__Brief__. Transcribe the records that follow in their entirety, omitting any pictures.

__Supplied information__.
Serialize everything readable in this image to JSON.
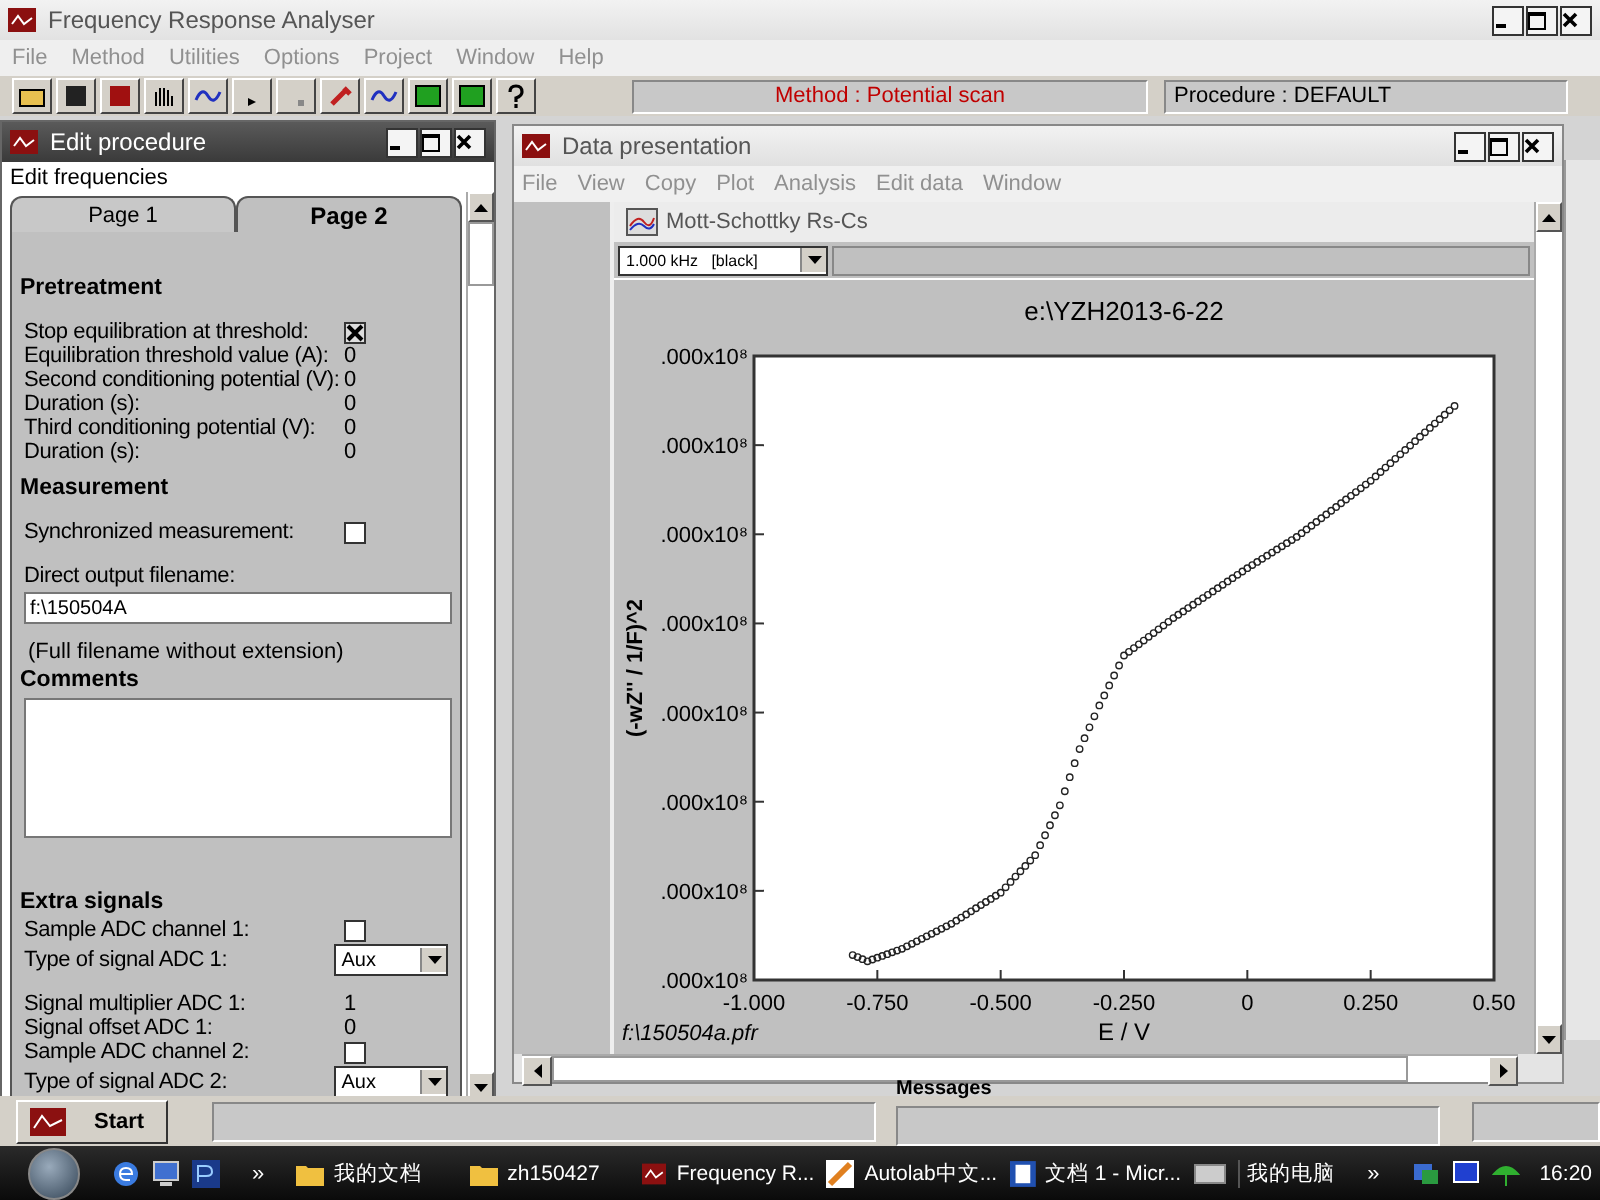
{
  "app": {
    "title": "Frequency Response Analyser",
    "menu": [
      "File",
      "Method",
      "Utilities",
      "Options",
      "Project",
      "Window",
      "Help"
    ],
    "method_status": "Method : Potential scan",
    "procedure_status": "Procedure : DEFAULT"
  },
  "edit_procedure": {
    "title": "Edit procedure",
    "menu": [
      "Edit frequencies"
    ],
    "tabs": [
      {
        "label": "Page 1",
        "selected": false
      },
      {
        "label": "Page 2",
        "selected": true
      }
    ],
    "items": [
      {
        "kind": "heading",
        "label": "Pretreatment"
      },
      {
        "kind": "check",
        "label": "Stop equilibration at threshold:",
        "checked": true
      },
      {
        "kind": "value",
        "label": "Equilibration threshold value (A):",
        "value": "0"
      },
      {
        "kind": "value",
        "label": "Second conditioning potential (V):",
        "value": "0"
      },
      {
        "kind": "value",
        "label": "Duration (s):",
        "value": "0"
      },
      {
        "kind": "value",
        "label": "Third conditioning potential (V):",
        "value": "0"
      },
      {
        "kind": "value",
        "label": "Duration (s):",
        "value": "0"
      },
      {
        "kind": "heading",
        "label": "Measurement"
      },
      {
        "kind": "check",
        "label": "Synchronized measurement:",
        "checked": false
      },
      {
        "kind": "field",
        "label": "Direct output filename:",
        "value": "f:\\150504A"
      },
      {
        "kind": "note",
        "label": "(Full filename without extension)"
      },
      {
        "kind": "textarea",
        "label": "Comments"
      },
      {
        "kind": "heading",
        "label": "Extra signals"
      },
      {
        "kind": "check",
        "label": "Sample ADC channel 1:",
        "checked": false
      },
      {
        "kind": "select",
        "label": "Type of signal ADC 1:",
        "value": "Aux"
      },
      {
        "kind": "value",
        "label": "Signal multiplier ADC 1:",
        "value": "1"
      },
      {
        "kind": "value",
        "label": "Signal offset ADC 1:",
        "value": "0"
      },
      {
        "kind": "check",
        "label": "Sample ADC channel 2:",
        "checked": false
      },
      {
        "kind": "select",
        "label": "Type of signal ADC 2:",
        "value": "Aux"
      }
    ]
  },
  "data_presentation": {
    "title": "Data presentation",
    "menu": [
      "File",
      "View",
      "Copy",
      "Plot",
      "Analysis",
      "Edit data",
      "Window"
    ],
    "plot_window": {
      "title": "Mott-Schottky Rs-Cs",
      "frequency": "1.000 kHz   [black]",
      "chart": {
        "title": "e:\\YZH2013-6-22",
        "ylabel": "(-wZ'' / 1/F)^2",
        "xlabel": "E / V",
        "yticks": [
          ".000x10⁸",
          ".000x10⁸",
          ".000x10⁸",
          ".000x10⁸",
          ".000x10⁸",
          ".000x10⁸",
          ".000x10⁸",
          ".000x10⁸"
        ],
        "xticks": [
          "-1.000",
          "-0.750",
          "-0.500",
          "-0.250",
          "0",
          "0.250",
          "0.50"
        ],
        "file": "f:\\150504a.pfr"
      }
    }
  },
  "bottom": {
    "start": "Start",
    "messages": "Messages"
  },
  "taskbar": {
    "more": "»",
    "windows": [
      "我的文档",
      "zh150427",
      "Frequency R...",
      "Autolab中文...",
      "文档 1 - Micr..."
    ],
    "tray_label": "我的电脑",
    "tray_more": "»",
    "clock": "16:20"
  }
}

__Problem solution__.
Serialize everything readable in this image to JSON.
{
  "app": {
    "title": "Frequency Response Analyser",
    "menu": [
      "File",
      "Method",
      "Utilities",
      "Options",
      "Project",
      "Window",
      "Help"
    ],
    "method_status": "Method : Potential scan",
    "procedure_status": "Procedure : DEFAULT"
  },
  "edit_procedure": {
    "title": "Edit procedure",
    "menu": [
      "Edit frequencies"
    ],
    "tabs": [
      {
        "label": "Page 1",
        "selected": false
      },
      {
        "label": "Page 2",
        "selected": true
      }
    ],
    "items": [
      {
        "kind": "heading",
        "label": "Pretreatment"
      },
      {
        "kind": "check",
        "label": "Stop equilibration at threshold:",
        "checked": true
      },
      {
        "kind": "value",
        "label": "Equilibration threshold value (A):",
        "value": "0"
      },
      {
        "kind": "value",
        "label": "Second conditioning potential (V):",
        "value": "0"
      },
      {
        "kind": "value",
        "label": "Duration (s):",
        "value": "0"
      },
      {
        "kind": "value",
        "label": "Third conditioning potential (V):",
        "value": "0"
      },
      {
        "kind": "value",
        "label": "Duration (s):",
        "value": "0"
      },
      {
        "kind": "heading",
        "label": "Measurement"
      },
      {
        "kind": "check",
        "label": "Synchronized measurement:",
        "checked": false
      },
      {
        "kind": "field",
        "label": "Direct output filename:",
        "value": "f:\\150504A"
      },
      {
        "kind": "note",
        "label": "(Full filename without extension)"
      },
      {
        "kind": "textarea",
        "label": "Comments"
      },
      {
        "kind": "heading",
        "label": "Extra signals"
      },
      {
        "kind": "check",
        "label": "Sample ADC channel 1:",
        "checked": false
      },
      {
        "kind": "select",
        "label": "Type of signal ADC 1:",
        "value": "Aux"
      },
      {
        "kind": "value",
        "label": "Signal multiplier ADC 1:",
        "value": "1"
      },
      {
        "kind": "value",
        "label": "Signal offset ADC 1:",
        "value": "0"
      },
      {
        "kind": "check",
        "label": "Sample ADC channel 2:",
        "checked": false
      },
      {
        "kind": "select",
        "label": "Type of signal ADC 2:",
        "value": "Aux"
      }
    ]
  },
  "data_presentation": {
    "title": "Data presentation",
    "menu": [
      "File",
      "View",
      "Copy",
      "Plot",
      "Analysis",
      "Edit data",
      "Window"
    ],
    "plot_window": {
      "title": "Mott-Schottky Rs-Cs",
      "frequency": "1.000 kHz   [black]",
      "chart": {
        "title": "e:\\YZH2013-6-22",
        "ylabel": "(-wZ'' / 1/F)^2",
        "xlabel": "E / V",
        "yticks": [
          ".000x10⁸",
          ".000x10⁸",
          ".000x10⁸",
          ".000x10⁸",
          ".000x10⁸",
          ".000x10⁸",
          ".000x10⁸",
          ".000x10⁸"
        ],
        "xticks": [
          "-1.000",
          "-0.750",
          "-0.500",
          "-0.250",
          "0",
          "0.250",
          "0.50"
        ],
        "file": "f:\\150504a.pfr"
      }
    }
  },
  "bottom": {
    "start": "Start",
    "messages": "Messages"
  },
  "taskbar": {
    "more": "»",
    "windows": [
      "我的文档",
      "zh150427",
      "Frequency R...",
      "Autolab中文...",
      "文档 1 - Micr..."
    ],
    "tray_label": "我的电脑",
    "tray_more": "»",
    "clock": "16:20"
  }
}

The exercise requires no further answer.